What the exercise asks> Set down the records once more, please, exactly and with the pictures left out.

Rows>
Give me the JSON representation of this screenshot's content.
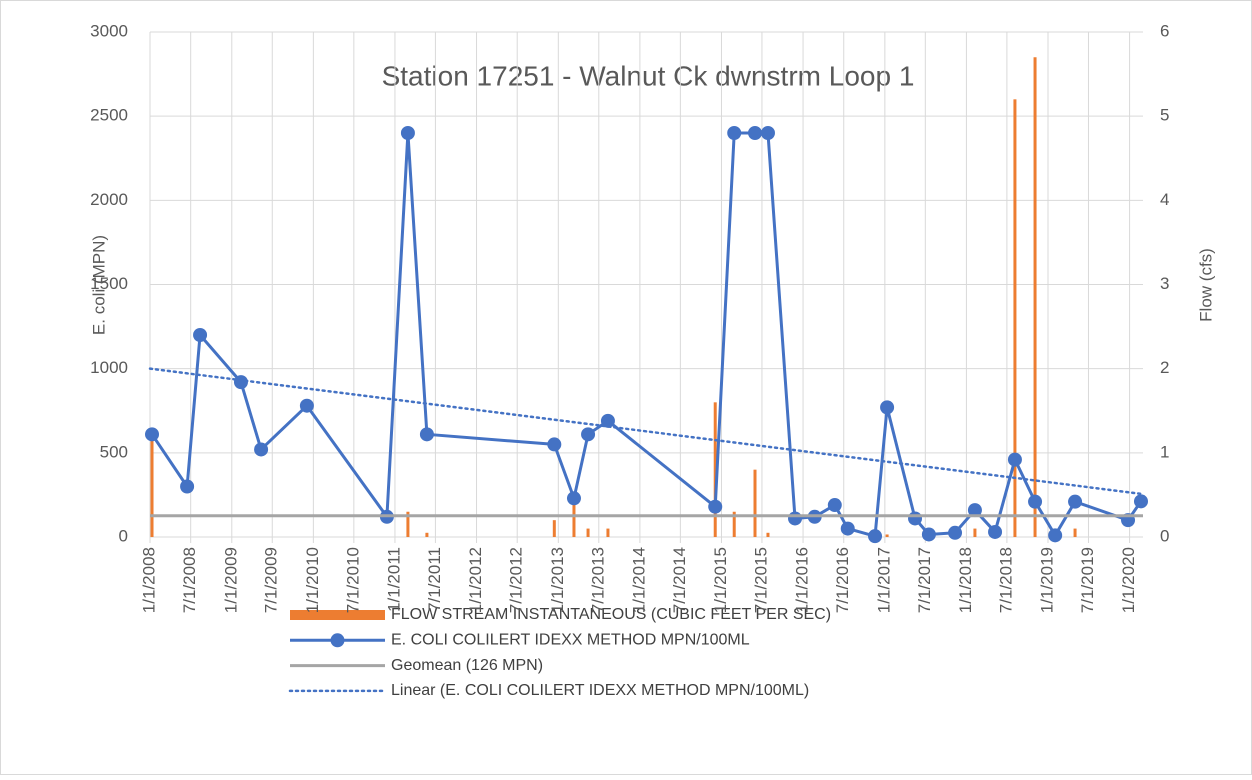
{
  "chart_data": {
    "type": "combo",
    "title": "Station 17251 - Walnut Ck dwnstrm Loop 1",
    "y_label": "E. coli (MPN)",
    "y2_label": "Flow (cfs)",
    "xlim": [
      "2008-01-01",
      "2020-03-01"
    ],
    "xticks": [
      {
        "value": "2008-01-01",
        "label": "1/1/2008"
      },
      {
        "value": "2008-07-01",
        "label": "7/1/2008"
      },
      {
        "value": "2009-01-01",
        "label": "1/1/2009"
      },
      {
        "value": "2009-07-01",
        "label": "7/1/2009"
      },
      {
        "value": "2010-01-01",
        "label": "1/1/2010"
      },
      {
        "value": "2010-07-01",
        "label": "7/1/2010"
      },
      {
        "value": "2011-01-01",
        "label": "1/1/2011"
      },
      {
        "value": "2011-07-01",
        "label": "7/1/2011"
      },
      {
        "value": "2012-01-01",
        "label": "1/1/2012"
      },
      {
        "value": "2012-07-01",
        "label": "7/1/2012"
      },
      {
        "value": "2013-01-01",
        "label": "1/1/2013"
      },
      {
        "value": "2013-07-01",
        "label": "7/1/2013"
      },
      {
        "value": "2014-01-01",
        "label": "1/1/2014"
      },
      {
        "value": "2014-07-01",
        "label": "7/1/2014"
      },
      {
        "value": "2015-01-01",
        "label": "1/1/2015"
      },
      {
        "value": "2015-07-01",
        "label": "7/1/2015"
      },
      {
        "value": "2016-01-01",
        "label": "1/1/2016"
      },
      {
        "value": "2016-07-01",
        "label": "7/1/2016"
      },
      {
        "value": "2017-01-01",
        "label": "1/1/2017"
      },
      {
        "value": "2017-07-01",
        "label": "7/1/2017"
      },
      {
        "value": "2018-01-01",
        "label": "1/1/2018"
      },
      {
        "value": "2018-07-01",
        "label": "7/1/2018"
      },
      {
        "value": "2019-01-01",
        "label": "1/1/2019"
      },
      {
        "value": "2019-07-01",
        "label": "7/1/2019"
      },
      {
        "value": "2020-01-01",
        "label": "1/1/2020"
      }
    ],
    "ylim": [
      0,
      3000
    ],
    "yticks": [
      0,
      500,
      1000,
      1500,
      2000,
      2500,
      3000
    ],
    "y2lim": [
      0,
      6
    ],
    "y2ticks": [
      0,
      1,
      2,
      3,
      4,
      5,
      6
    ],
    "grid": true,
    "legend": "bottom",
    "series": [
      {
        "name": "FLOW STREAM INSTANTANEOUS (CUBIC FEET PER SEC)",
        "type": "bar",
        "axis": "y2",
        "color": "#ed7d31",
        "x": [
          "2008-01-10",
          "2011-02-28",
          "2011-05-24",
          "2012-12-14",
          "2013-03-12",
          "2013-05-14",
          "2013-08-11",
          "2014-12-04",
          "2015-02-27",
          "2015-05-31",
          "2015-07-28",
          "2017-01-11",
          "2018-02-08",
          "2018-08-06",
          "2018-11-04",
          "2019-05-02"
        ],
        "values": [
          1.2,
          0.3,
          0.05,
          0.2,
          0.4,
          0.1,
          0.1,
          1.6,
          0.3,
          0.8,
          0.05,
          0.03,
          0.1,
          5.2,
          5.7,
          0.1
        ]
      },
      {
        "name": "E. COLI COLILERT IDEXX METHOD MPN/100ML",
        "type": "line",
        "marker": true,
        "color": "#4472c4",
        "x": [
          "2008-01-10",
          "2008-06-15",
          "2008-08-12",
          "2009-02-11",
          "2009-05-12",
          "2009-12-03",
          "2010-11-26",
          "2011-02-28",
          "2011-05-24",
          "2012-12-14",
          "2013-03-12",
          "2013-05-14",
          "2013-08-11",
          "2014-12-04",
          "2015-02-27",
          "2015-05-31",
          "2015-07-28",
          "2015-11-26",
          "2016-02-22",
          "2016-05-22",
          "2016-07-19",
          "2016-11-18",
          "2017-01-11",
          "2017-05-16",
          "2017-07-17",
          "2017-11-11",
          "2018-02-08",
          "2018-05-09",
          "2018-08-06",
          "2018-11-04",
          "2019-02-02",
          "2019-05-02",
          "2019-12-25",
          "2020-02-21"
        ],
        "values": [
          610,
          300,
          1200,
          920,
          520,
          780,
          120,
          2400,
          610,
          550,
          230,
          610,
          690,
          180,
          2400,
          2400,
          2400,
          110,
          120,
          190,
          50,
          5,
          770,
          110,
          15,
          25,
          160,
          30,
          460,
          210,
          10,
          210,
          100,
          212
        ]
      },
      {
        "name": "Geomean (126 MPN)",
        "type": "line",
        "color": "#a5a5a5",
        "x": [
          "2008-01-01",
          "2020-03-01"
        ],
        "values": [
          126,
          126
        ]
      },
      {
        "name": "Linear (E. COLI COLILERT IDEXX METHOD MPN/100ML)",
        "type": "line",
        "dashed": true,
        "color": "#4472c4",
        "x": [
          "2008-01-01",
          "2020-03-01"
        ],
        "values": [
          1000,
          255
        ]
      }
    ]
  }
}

Result of the task>
Give me the JSON representation of this screenshot's content.
{
  "chart_data": {
    "type": "combo",
    "title": "Station 17251 - Walnut Ck dwnstrm Loop 1",
    "y_label": "E. coli (MPN)",
    "y2_label": "Flow (cfs)",
    "xlim": [
      "2008-01-01",
      "2020-03-01"
    ],
    "xticks": [
      {
        "value": "2008-01-01",
        "label": "1/1/2008"
      },
      {
        "value": "2008-07-01",
        "label": "7/1/2008"
      },
      {
        "value": "2009-01-01",
        "label": "1/1/2009"
      },
      {
        "value": "2009-07-01",
        "label": "7/1/2009"
      },
      {
        "value": "2010-01-01",
        "label": "1/1/2010"
      },
      {
        "value": "2010-07-01",
        "label": "7/1/2010"
      },
      {
        "value": "2011-01-01",
        "label": "1/1/2011"
      },
      {
        "value": "2011-07-01",
        "label": "7/1/2011"
      },
      {
        "value": "2012-01-01",
        "label": "1/1/2012"
      },
      {
        "value": "2012-07-01",
        "label": "7/1/2012"
      },
      {
        "value": "2013-01-01",
        "label": "1/1/2013"
      },
      {
        "value": "2013-07-01",
        "label": "7/1/2013"
      },
      {
        "value": "2014-01-01",
        "label": "1/1/2014"
      },
      {
        "value": "2014-07-01",
        "label": "7/1/2014"
      },
      {
        "value": "2015-01-01",
        "label": "1/1/2015"
      },
      {
        "value": "2015-07-01",
        "label": "7/1/2015"
      },
      {
        "value": "2016-01-01",
        "label": "1/1/2016"
      },
      {
        "value": "2016-07-01",
        "label": "7/1/2016"
      },
      {
        "value": "2017-01-01",
        "label": "1/1/2017"
      },
      {
        "value": "2017-07-01",
        "label": "7/1/2017"
      },
      {
        "value": "2018-01-01",
        "label": "1/1/2018"
      },
      {
        "value": "2018-07-01",
        "label": "7/1/2018"
      },
      {
        "value": "2019-01-01",
        "label": "1/1/2019"
      },
      {
        "value": "2019-07-01",
        "label": "7/1/2019"
      },
      {
        "value": "2020-01-01",
        "label": "1/1/2020"
      }
    ],
    "ylim": [
      0,
      3000
    ],
    "yticks": [
      0,
      500,
      1000,
      1500,
      2000,
      2500,
      3000
    ],
    "y2lim": [
      0,
      6
    ],
    "y2ticks": [
      0,
      1,
      2,
      3,
      4,
      5,
      6
    ],
    "grid": true,
    "legend": "bottom",
    "series": [
      {
        "name": "FLOW STREAM INSTANTANEOUS (CUBIC FEET PER SEC)",
        "type": "bar",
        "axis": "y2",
        "color": "#ed7d31",
        "x": [
          "2008-01-10",
          "2011-02-28",
          "2011-05-24",
          "2012-12-14",
          "2013-03-12",
          "2013-05-14",
          "2013-08-11",
          "2014-12-04",
          "2015-02-27",
          "2015-05-31",
          "2015-07-28",
          "2017-01-11",
          "2018-02-08",
          "2018-08-06",
          "2018-11-04",
          "2019-05-02"
        ],
        "values": [
          1.2,
          0.3,
          0.05,
          0.2,
          0.4,
          0.1,
          0.1,
          1.6,
          0.3,
          0.8,
          0.05,
          0.03,
          0.1,
          5.2,
          5.7,
          0.1
        ]
      },
      {
        "name": "E. COLI COLILERT IDEXX METHOD MPN/100ML",
        "type": "line",
        "marker": true,
        "color": "#4472c4",
        "x": [
          "2008-01-10",
          "2008-06-15",
          "2008-08-12",
          "2009-02-11",
          "2009-05-12",
          "2009-12-03",
          "2010-11-26",
          "2011-02-28",
          "2011-05-24",
          "2012-12-14",
          "2013-03-12",
          "2013-05-14",
          "2013-08-11",
          "2014-12-04",
          "2015-02-27",
          "2015-05-31",
          "2015-07-28",
          "2015-11-26",
          "2016-02-22",
          "2016-05-22",
          "2016-07-19",
          "2016-11-18",
          "2017-01-11",
          "2017-05-16",
          "2017-07-17",
          "2017-11-11",
          "2018-02-08",
          "2018-05-09",
          "2018-08-06",
          "2018-11-04",
          "2019-02-02",
          "2019-05-02",
          "2019-12-25",
          "2020-02-21"
        ],
        "values": [
          610,
          300,
          1200,
          920,
          520,
          780,
          120,
          2400,
          610,
          550,
          230,
          610,
          690,
          180,
          2400,
          2400,
          2400,
          110,
          120,
          190,
          50,
          5,
          770,
          110,
          15,
          25,
          160,
          30,
          460,
          210,
          10,
          210,
          100,
          212
        ]
      },
      {
        "name": "Geomean (126 MPN)",
        "type": "line",
        "color": "#a5a5a5",
        "x": [
          "2008-01-01",
          "2020-03-01"
        ],
        "values": [
          126,
          126
        ]
      },
      {
        "name": "Linear (E. COLI COLILERT IDEXX METHOD MPN/100ML)",
        "type": "line",
        "dashed": true,
        "color": "#4472c4",
        "x": [
          "2008-01-01",
          "2020-03-01"
        ],
        "values": [
          1000,
          255
        ]
      }
    ]
  }
}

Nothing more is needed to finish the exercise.